● **Problem description**: Search the listing below for the word "Kisa" and copy each line that holds it.

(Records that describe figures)
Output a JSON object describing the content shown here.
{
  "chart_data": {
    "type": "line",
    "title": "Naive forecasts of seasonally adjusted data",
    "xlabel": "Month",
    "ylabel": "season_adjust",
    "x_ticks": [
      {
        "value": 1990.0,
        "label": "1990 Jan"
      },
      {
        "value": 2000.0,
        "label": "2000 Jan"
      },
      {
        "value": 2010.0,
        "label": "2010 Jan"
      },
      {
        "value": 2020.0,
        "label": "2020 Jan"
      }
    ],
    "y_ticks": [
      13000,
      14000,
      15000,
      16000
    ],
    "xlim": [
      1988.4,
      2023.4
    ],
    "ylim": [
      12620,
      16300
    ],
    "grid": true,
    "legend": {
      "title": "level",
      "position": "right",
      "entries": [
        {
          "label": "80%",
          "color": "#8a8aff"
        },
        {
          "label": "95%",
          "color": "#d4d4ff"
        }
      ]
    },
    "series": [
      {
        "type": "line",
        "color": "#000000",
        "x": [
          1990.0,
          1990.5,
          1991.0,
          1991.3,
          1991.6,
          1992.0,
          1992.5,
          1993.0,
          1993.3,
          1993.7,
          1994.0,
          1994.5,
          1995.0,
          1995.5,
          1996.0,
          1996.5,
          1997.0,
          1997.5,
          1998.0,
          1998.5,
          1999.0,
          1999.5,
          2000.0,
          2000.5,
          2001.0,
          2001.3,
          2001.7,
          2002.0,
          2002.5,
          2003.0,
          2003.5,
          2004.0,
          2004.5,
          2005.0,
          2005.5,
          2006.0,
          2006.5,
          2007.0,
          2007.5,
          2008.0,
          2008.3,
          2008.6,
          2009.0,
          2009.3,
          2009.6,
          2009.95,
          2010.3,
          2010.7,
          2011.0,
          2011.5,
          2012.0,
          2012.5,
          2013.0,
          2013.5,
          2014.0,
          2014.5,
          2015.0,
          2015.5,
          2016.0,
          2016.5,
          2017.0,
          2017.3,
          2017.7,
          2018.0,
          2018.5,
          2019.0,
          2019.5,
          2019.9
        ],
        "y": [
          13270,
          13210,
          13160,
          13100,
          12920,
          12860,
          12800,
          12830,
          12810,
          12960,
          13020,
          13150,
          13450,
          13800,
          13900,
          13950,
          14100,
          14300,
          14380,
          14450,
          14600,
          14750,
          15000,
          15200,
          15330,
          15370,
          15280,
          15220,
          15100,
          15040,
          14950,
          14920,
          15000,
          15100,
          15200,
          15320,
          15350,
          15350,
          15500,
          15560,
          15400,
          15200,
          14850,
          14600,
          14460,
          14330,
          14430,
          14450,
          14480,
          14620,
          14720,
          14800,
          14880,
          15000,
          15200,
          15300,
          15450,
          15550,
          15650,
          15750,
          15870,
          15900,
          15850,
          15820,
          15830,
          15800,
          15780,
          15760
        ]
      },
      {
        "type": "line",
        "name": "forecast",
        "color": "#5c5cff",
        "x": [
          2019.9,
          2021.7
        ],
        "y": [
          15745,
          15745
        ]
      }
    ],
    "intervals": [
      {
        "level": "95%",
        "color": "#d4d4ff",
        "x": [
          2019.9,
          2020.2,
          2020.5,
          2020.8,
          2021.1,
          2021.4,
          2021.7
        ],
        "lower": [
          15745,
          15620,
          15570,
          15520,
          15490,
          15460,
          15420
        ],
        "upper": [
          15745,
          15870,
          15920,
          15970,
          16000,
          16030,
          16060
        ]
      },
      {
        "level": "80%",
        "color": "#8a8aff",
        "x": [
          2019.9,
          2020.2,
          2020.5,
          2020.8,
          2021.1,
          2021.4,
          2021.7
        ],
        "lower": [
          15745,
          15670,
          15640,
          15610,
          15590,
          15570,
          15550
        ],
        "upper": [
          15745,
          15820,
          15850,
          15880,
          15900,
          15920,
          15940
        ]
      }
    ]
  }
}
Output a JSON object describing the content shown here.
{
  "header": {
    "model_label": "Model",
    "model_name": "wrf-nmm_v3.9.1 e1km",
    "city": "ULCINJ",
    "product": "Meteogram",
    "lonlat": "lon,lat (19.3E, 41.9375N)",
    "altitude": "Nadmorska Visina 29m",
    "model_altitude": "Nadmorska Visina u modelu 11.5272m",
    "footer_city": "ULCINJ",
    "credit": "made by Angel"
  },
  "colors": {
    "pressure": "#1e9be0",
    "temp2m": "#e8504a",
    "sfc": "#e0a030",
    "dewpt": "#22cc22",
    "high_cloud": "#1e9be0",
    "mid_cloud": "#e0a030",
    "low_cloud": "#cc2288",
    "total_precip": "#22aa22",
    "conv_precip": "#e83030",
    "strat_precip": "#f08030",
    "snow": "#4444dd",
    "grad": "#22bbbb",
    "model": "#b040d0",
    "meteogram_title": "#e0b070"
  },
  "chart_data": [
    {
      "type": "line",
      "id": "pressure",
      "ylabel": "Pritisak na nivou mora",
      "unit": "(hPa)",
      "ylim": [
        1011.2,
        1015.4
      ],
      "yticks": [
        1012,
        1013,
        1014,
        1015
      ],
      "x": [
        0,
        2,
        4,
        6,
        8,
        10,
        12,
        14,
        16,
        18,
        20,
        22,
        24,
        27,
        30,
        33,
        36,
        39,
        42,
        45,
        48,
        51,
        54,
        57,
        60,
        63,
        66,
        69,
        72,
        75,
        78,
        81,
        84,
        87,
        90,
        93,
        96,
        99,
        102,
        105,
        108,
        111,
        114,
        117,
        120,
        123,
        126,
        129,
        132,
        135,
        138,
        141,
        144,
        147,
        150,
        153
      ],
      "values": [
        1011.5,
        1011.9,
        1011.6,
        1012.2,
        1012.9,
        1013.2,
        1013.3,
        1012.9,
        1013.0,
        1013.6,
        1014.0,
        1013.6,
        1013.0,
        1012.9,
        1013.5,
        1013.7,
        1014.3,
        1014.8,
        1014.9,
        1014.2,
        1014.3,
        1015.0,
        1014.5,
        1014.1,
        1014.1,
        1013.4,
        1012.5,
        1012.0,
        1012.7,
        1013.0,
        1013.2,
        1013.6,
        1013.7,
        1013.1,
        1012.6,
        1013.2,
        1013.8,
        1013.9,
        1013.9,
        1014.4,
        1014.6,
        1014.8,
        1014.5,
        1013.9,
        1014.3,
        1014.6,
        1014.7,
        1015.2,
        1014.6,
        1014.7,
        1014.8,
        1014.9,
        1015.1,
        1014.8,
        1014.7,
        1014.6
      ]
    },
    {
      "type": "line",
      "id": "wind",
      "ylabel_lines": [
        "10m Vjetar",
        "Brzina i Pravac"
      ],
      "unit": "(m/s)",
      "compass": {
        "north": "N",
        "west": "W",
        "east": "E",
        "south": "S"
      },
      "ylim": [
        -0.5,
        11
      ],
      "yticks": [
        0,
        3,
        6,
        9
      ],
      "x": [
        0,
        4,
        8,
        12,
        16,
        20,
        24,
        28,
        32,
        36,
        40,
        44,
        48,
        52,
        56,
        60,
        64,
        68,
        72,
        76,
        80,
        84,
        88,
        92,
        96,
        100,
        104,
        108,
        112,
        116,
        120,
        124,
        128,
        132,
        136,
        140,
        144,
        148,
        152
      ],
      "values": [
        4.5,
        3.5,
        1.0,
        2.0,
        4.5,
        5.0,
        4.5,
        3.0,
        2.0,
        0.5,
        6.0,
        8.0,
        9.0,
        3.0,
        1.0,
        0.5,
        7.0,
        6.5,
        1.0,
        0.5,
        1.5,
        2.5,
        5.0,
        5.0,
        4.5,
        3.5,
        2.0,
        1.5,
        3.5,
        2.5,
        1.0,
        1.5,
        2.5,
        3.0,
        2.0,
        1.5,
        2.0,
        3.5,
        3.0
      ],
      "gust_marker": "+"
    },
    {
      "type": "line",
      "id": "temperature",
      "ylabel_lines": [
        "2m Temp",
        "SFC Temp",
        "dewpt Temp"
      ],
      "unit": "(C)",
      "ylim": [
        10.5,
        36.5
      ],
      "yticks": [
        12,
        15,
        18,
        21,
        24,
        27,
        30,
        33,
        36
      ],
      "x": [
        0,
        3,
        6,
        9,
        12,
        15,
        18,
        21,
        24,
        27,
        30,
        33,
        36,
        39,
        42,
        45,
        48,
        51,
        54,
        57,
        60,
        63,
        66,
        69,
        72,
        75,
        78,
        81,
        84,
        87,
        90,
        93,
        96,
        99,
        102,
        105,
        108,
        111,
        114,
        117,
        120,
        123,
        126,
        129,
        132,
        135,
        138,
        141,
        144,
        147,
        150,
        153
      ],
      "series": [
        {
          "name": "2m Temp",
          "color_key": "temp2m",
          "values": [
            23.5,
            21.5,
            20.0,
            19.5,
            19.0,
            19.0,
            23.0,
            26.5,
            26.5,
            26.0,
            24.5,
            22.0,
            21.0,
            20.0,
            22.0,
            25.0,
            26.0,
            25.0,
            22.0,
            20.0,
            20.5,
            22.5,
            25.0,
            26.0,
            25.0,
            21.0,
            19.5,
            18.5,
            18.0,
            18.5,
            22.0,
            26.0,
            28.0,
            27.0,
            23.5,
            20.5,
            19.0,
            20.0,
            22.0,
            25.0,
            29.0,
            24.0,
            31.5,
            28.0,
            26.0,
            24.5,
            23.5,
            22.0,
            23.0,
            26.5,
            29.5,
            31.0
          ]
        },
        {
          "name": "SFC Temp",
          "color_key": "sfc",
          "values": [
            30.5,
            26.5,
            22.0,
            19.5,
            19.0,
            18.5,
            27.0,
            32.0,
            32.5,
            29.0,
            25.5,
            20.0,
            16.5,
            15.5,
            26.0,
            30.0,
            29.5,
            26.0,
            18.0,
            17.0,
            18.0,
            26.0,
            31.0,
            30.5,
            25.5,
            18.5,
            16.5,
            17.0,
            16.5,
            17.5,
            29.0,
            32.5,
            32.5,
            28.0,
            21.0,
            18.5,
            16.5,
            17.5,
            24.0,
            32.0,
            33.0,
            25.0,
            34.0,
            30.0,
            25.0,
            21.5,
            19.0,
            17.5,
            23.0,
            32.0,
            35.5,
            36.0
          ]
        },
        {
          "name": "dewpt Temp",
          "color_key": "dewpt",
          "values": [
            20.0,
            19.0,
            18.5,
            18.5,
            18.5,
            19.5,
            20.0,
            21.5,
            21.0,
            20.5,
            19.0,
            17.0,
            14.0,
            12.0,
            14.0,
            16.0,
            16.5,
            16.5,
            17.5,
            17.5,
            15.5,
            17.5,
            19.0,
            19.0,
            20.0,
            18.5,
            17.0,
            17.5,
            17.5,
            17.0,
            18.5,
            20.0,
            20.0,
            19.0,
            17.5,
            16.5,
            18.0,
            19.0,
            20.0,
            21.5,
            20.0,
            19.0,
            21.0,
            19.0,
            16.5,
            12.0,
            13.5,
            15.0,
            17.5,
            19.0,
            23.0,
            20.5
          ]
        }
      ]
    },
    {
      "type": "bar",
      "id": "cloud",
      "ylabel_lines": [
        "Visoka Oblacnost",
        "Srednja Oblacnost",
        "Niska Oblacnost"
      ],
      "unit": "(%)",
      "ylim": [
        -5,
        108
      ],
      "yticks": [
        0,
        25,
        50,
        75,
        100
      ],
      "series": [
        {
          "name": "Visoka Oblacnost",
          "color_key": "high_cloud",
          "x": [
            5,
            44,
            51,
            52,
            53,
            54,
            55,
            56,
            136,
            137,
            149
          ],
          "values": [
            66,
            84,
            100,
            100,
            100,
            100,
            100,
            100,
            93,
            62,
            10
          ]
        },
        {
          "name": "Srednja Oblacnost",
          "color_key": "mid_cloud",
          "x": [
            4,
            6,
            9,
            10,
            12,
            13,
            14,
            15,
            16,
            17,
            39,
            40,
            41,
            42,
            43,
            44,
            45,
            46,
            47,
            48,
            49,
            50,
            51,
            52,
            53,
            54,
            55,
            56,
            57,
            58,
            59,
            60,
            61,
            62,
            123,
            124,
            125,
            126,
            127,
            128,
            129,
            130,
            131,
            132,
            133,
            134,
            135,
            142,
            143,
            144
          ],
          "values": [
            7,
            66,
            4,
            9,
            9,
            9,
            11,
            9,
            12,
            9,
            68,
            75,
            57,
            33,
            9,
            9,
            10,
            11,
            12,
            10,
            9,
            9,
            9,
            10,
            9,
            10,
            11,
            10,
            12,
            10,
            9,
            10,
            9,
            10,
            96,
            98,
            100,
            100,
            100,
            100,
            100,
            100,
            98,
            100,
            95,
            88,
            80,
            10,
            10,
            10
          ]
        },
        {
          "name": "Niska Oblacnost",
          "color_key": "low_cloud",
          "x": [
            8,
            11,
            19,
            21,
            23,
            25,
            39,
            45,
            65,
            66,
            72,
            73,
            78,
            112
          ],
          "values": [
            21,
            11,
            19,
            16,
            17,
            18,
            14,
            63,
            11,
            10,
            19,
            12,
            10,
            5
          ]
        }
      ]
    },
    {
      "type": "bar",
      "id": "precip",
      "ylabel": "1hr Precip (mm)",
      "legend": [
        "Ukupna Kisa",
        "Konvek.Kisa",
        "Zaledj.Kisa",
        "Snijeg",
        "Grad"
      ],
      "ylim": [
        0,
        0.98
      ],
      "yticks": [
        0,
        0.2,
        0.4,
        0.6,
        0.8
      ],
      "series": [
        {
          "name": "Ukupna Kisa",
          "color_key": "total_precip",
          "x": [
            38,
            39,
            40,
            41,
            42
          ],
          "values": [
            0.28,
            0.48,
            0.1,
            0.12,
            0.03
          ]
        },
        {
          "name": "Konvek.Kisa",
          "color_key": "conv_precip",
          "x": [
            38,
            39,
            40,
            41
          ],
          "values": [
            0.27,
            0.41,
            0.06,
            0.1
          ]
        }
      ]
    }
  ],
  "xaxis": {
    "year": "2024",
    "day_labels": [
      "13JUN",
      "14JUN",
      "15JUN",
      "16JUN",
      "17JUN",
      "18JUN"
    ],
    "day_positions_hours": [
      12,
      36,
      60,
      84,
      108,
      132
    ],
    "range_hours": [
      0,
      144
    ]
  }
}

● **Response below**:
        "Ukupna Kisa",
        "Konvek.Kisa",
        "Zaledj.Kisa",
          "name": "Ukupna Kisa",
          "name": "Konvek.Kisa",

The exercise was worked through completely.